Records provided
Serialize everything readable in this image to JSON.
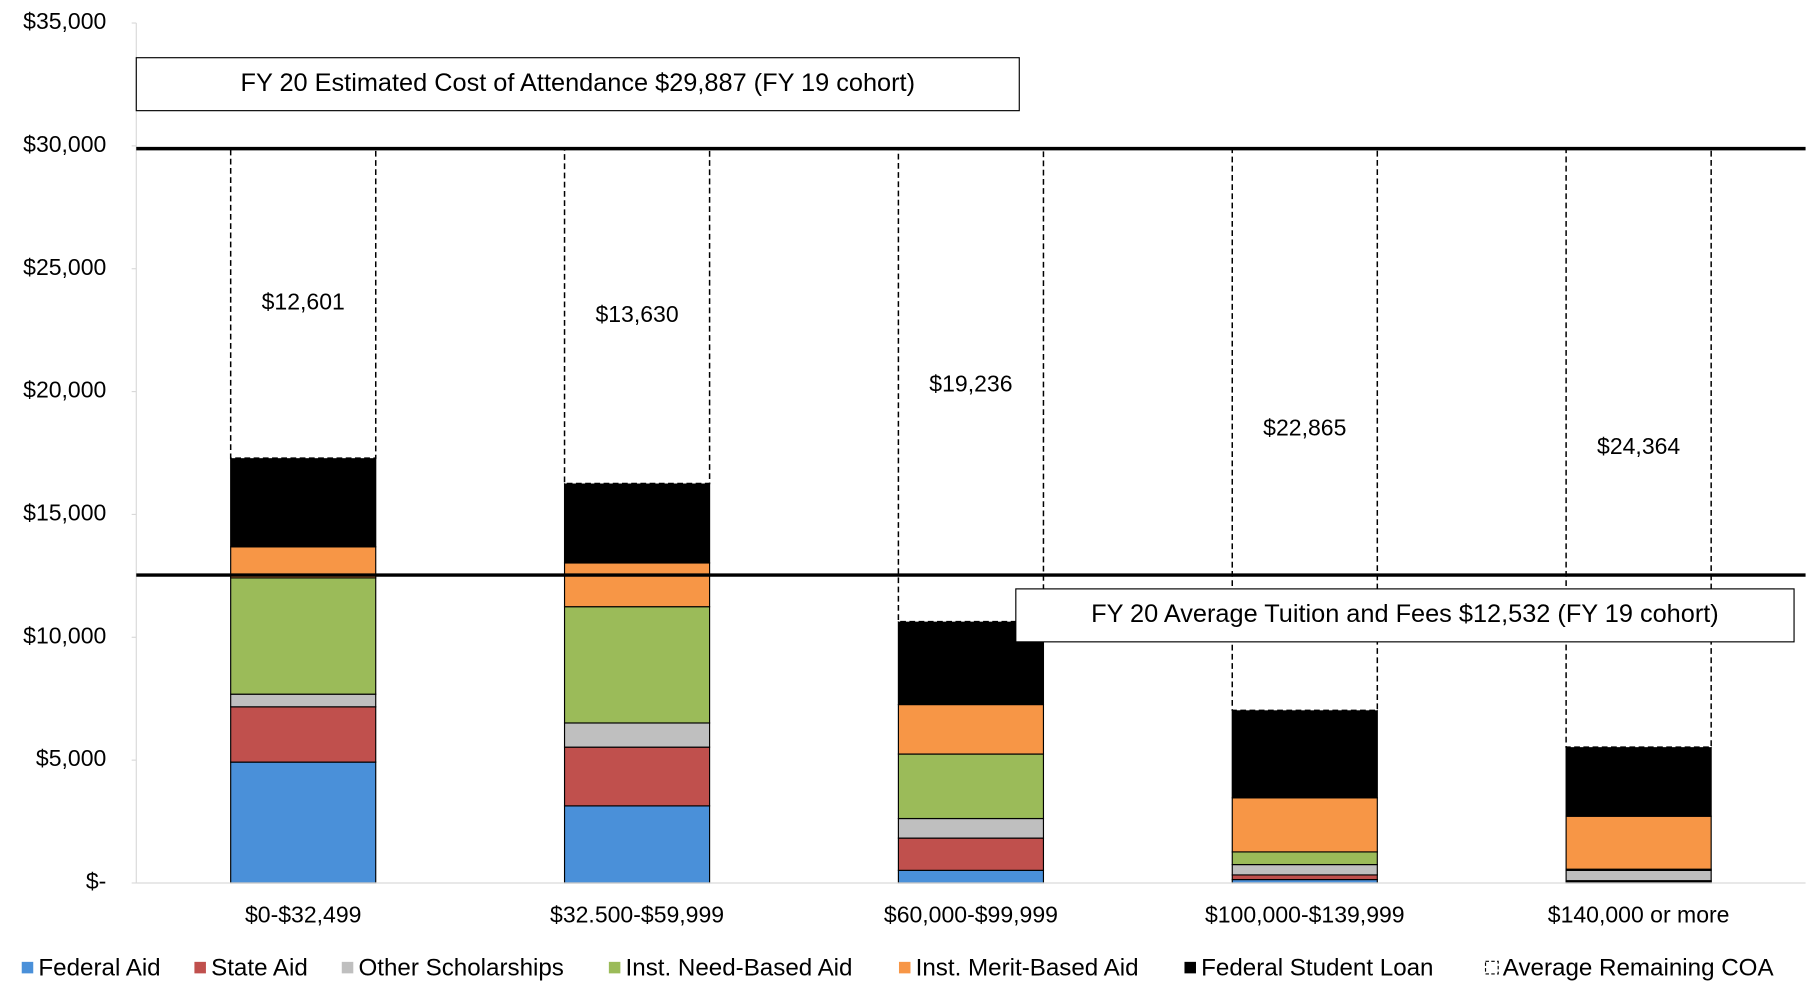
{
  "chart_data": {
    "type": "stacked_bar",
    "categories": [
      "$0-$32,499",
      "$32.500-$59,999",
      "$60,000-$99,999",
      "$100,000-$139,999",
      "$140,000 or more"
    ],
    "series": [
      {
        "name": "Federal Aid",
        "color": "#4a90d9",
        "values": [
          4920,
          3139,
          515,
          140,
          47
        ]
      },
      {
        "name": "State Aid",
        "color": "#c0504d",
        "values": [
          2250,
          2390,
          1312,
          188,
          47
        ]
      },
      {
        "name": "Other Scholarships",
        "color": "#bfbfbf",
        "values": [
          515,
          984,
          797,
          422,
          421
        ]
      },
      {
        "name": "Inst. Need-Based Aid",
        "color": "#9bbb59",
        "values": [
          4732,
          4732,
          2624,
          515,
          47
        ]
      },
      {
        "name": "Inst. Merit-Based Aid",
        "color": "#f79646",
        "values": [
          1265,
          1780,
          2014,
          2202,
          2155
        ]
      },
      {
        "name": "Federal Student Loan",
        "color": "#000000",
        "values": [
          3608,
          3233,
          3374,
          3561,
          2812
        ]
      },
      {
        "name": "Average Remaining COA",
        "color": "#ffffff",
        "values": [
          12601,
          13630,
          19236,
          22865,
          24364
        ],
        "value_labels": [
          "$12,601",
          "$13,630",
          "$19,236",
          "$22,865",
          "$24,364"
        ]
      }
    ],
    "reference_lines": [
      {
        "label": "FY 20 Estimated Cost of Attendance $29,887 (FY 19 cohort)",
        "value": 29887
      },
      {
        "label": "FY 20 Average Tuition and Fees $12,532 (FY 19 cohort)",
        "value": 12532
      }
    ],
    "ylim": [
      0,
      35000
    ],
    "yticks": [
      {
        "value": 0,
        "label": "$-"
      },
      {
        "value": 5000,
        "label": "$5,000"
      },
      {
        "value": 10000,
        "label": "$10,000"
      },
      {
        "value": 15000,
        "label": "$15,000"
      },
      {
        "value": 20000,
        "label": "$20,000"
      },
      {
        "value": 25000,
        "label": "$25,000"
      },
      {
        "value": 30000,
        "label": "$30,000"
      },
      {
        "value": 35000,
        "label": "$35,000"
      }
    ],
    "legend": "bottom"
  }
}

What you need to do
List every line in the records above that contains the word "Based".

Finished exercise
        "name": "Inst. Need-Based Aid",
        "name": "Inst. Merit-Based Aid",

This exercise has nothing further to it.